(Extracted data entries)
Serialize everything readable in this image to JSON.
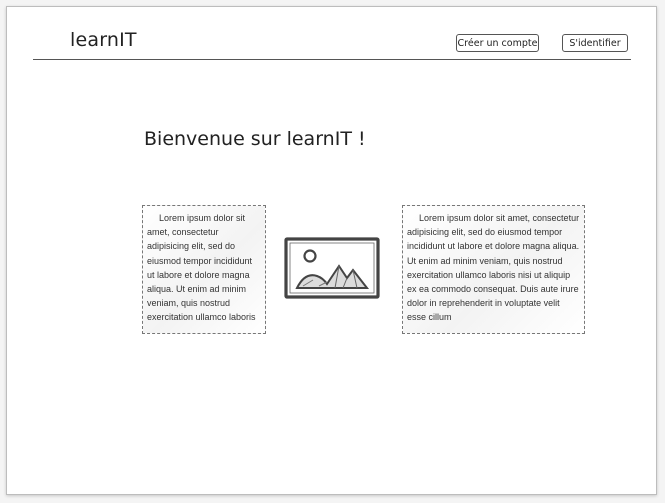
{
  "header": {
    "logo": "learnIT",
    "signup_label": "Créer un compte",
    "login_label": "S'identifier"
  },
  "main": {
    "title": "Bienvenue sur learnIT !",
    "left_text": "Lorem ipsum dolor sit amet, consectetur adipisicing elit, sed do eiusmod tempor incididunt ut labore et dolore magna aliqua. Ut enim ad minim veniam, quis nostrud exercitation ullamco laboris",
    "image_icon": "image-placeholder-icon",
    "right_text": "Lorem ipsum dolor sit amet, consectetur adipisicing elit, sed do eiusmod tempor incididunt ut labore et dolore magna aliqua. Ut enim ad minim veniam, quis nostrud exercitation ullamco laboris nisi ut aliquip ex ea commodo consequat. Duis aute irure dolor in reprehenderit in voluptate velit esse cillum"
  }
}
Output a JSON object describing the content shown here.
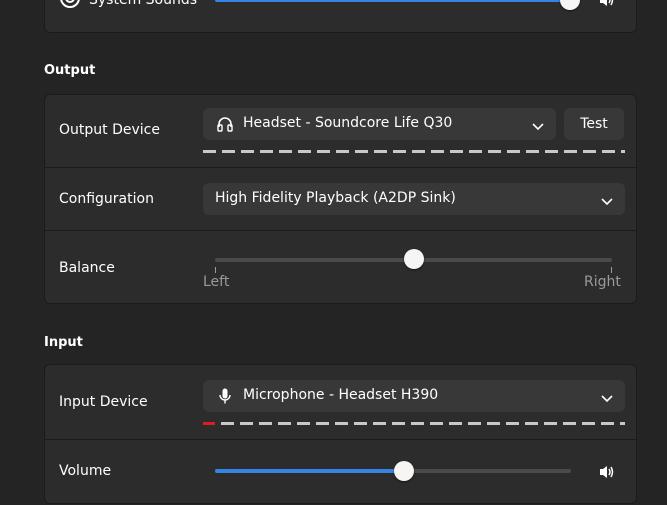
{
  "sounds": {
    "system_sounds_label": "System Sounds",
    "system_sounds_volume_pct": 100
  },
  "output": {
    "title": "Output",
    "device_label": "Output Device",
    "device_value": "Headset - Soundcore Life Q30",
    "test_label": "Test",
    "config_label": "Configuration",
    "config_value": "High Fidelity Playback (A2DP Sink)",
    "balance_label": "Balance",
    "balance_left": "Left",
    "balance_right": "Right",
    "balance_pct": 50
  },
  "input": {
    "title": "Input",
    "device_label": "Input Device",
    "device_value": "Microphone - Headset H390",
    "volume_label": "Volume",
    "volume_pct": 53
  },
  "colors": {
    "accent": "#3584e4",
    "level_indicator": "#e01b24",
    "background": "#242424",
    "card": "#2c2c2c",
    "button": "#383838"
  },
  "icons": {
    "system_sounds": "system-sounds-icon",
    "output_device": "headphones-icon",
    "input_device": "microphone-icon",
    "volume": "speaker-icon",
    "dropdown": "chevron-down-icon"
  }
}
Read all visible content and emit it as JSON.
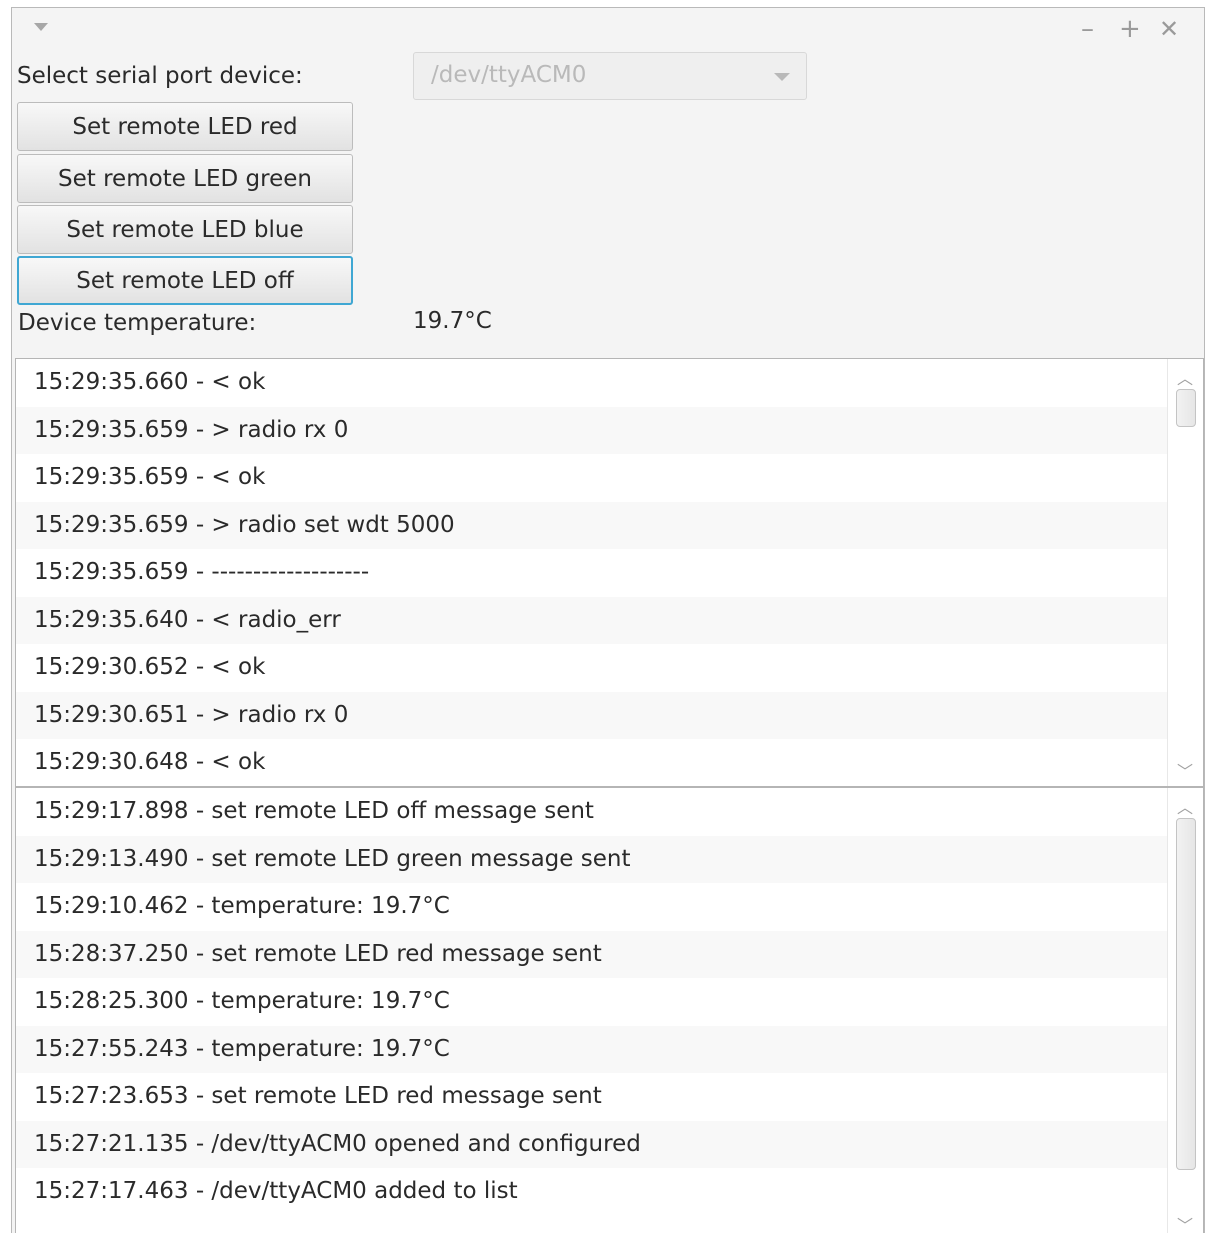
{
  "window": {
    "minimize": "–",
    "maximize": "+",
    "close": "✕"
  },
  "port": {
    "label": "Select serial port device:",
    "selected": "/dev/ttyACM0"
  },
  "buttons": {
    "red": "Set remote LED red",
    "green": "Set remote LED green",
    "blue": "Set remote LED blue",
    "off": "Set remote LED off"
  },
  "temperature": {
    "label": "Device temperature:",
    "value": "19.7°C"
  },
  "serial_log": [
    "15:29:35.660 - < ok",
    "15:29:35.659 - > radio rx 0",
    "15:29:35.659 - < ok",
    "15:29:35.659 - > radio set wdt 5000",
    "15:29:35.659 - -------------------",
    "15:29:35.640 - < radio_err",
    "15:29:30.652 - < ok",
    "15:29:30.651 - > radio rx 0",
    "15:29:30.648 - < ok"
  ],
  "event_log": [
    "15:29:17.898 - set remote LED off message sent",
    "15:29:13.490 - set remote LED green message sent",
    "15:29:10.462 - temperature: 19.7°C",
    "15:28:37.250 - set remote LED red message sent",
    "15:28:25.300 - temperature: 19.7°C",
    "15:27:55.243 - temperature: 19.7°C",
    "15:27:23.653 - set remote LED red message sent",
    "15:27:21.135 - /dev/ttyACM0 opened and configured",
    "15:27:17.463 - /dev/ttyACM0 added to list"
  ],
  "icons": {
    "menu": "triangle-down-icon",
    "minimize": "minimize-icon",
    "maximize": "maximize-icon",
    "close": "close-icon",
    "scroll_up": "chevron-up-icon",
    "scroll_down": "chevron-down-icon"
  },
  "colors": {
    "focus_ring": "#3fa7d3",
    "window_bg": "#f4f4f4",
    "list_bg": "#ffffff"
  }
}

Exercise description:
Leave out all pictures, then copy the remaining material exactly.

Task response:
Serialize everything readable in this image to JSON.
{
  "header": {
    "logo": "learnIT",
    "signup_label": "Créer un compte",
    "login_label": "S'identifier"
  },
  "main": {
    "title": "Bienvenue sur learnIT !",
    "left_text": "Lorem ipsum dolor sit amet, consectetur adipisicing elit, sed do eiusmod tempor incididunt ut labore et dolore magna aliqua. Ut enim ad minim veniam, quis nostrud exercitation ullamco laboris",
    "image_icon": "image-placeholder-icon",
    "right_text": "Lorem ipsum dolor sit amet, consectetur adipisicing elit, sed do eiusmod tempor incididunt ut labore et dolore magna aliqua. Ut enim ad minim veniam, quis nostrud exercitation ullamco laboris nisi ut aliquip ex ea commodo consequat. Duis aute irure dolor in reprehenderit in voluptate velit esse cillum"
  }
}
Output a JSON object describing the content shown here.
{
  "sounds": {
    "system_sounds_label": "System Sounds",
    "system_sounds_volume_pct": 100
  },
  "output": {
    "title": "Output",
    "device_label": "Output Device",
    "device_value": "Headset - Soundcore Life Q30",
    "test_label": "Test",
    "config_label": "Configuration",
    "config_value": "High Fidelity Playback (A2DP Sink)",
    "balance_label": "Balance",
    "balance_left": "Left",
    "balance_right": "Right",
    "balance_pct": 50
  },
  "input": {
    "title": "Input",
    "device_label": "Input Device",
    "device_value": "Microphone - Headset H390",
    "volume_label": "Volume",
    "volume_pct": 53
  },
  "colors": {
    "accent": "#3584e4",
    "level_indicator": "#e01b24",
    "background": "#242424",
    "card": "#2c2c2c",
    "button": "#383838"
  },
  "icons": {
    "system_sounds": "system-sounds-icon",
    "output_device": "headphones-icon",
    "input_device": "microphone-icon",
    "volume": "speaker-icon",
    "dropdown": "chevron-down-icon"
  }
}
Read all visible content and emit it as JSON.
{
  "window": {
    "minimize": "–",
    "maximize": "+",
    "close": "✕"
  },
  "port": {
    "label": "Select serial port device:",
    "selected": "/dev/ttyACM0"
  },
  "buttons": {
    "red": "Set remote LED red",
    "green": "Set remote LED green",
    "blue": "Set remote LED blue",
    "off": "Set remote LED off"
  },
  "temperature": {
    "label": "Device temperature:",
    "value": "19.7°C"
  },
  "serial_log": [
    "15:29:35.660 - < ok",
    "15:29:35.659 - > radio rx 0",
    "15:29:35.659 - < ok",
    "15:29:35.659 - > radio set wdt 5000",
    "15:29:35.659 - -------------------",
    "15:29:35.640 - < radio_err",
    "15:29:30.652 - < ok",
    "15:29:30.651 - > radio rx 0",
    "15:29:30.648 - < ok"
  ],
  "event_log": [
    "15:29:17.898 - set remote LED off message sent",
    "15:29:13.490 - set remote LED green message sent",
    "15:29:10.462 - temperature: 19.7°C",
    "15:28:37.250 - set remote LED red message sent",
    "15:28:25.300 - temperature: 19.7°C",
    "15:27:55.243 - temperature: 19.7°C",
    "15:27:23.653 - set remote LED red message sent",
    "15:27:21.135 - /dev/ttyACM0 opened and configured",
    "15:27:17.463 - /dev/ttyACM0 added to list"
  ],
  "icons": {
    "menu": "triangle-down-icon",
    "minimize": "minimize-icon",
    "maximize": "maximize-icon",
    "close": "close-icon",
    "scroll_up": "chevron-up-icon",
    "scroll_down": "chevron-down-icon"
  },
  "colors": {
    "focus_ring": "#3fa7d3",
    "window_bg": "#f4f4f4",
    "list_bg": "#ffffff"
  }
}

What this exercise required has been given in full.